[Begin RECORD LIST]
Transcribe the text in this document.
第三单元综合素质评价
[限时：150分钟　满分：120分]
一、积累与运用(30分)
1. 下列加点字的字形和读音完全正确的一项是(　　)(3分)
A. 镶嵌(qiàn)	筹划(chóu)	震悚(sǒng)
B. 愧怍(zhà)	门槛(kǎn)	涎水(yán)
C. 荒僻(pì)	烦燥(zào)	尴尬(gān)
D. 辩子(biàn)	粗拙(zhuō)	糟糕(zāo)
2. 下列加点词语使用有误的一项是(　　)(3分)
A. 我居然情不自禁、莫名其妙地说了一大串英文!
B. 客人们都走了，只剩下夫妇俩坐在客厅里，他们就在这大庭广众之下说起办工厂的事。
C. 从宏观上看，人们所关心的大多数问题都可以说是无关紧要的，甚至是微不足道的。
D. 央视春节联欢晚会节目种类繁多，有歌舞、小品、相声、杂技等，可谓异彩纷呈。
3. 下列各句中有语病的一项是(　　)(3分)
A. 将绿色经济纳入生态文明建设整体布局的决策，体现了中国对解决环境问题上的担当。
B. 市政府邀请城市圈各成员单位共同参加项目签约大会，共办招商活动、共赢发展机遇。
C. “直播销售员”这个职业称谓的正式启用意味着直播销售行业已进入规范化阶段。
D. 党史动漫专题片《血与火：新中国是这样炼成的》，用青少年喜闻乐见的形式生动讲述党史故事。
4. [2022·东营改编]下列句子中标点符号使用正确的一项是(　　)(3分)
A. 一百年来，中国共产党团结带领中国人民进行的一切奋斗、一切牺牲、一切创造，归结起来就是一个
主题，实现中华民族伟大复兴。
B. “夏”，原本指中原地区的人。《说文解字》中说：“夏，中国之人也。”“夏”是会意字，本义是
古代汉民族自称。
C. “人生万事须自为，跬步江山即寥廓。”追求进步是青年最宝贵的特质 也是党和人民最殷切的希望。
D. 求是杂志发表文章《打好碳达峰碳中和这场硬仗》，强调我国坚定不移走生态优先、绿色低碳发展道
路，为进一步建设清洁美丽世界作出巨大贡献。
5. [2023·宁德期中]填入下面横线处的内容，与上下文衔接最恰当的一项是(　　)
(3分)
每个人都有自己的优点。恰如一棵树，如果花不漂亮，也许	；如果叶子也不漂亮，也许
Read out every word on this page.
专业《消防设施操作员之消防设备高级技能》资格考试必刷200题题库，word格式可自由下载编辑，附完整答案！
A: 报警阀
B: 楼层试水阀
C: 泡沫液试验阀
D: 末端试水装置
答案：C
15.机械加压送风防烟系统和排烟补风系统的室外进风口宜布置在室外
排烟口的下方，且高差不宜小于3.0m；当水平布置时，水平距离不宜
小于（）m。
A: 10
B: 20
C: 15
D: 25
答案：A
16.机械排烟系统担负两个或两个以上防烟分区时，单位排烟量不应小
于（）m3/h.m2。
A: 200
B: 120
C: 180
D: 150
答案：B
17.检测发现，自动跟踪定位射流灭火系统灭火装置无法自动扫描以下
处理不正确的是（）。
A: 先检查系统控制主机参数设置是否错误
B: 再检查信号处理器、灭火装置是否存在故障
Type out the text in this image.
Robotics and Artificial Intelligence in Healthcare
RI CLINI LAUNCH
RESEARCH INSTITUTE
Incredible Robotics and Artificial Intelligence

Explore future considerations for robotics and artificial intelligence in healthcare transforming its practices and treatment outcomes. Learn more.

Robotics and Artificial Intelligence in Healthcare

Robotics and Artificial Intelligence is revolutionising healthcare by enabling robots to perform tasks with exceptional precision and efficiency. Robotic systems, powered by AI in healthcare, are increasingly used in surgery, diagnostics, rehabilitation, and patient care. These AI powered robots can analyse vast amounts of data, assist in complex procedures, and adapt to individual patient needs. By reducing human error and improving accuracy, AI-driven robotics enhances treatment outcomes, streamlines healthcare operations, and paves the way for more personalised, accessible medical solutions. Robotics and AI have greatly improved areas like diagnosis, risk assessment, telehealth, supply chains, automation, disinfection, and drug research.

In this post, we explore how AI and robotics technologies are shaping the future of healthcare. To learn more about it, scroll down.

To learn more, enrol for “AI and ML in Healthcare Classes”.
[End RECORD LIST]
- EXERCISE
Count how many lines hold the string "text" and give that number alone.

- COMPLETED TASK
2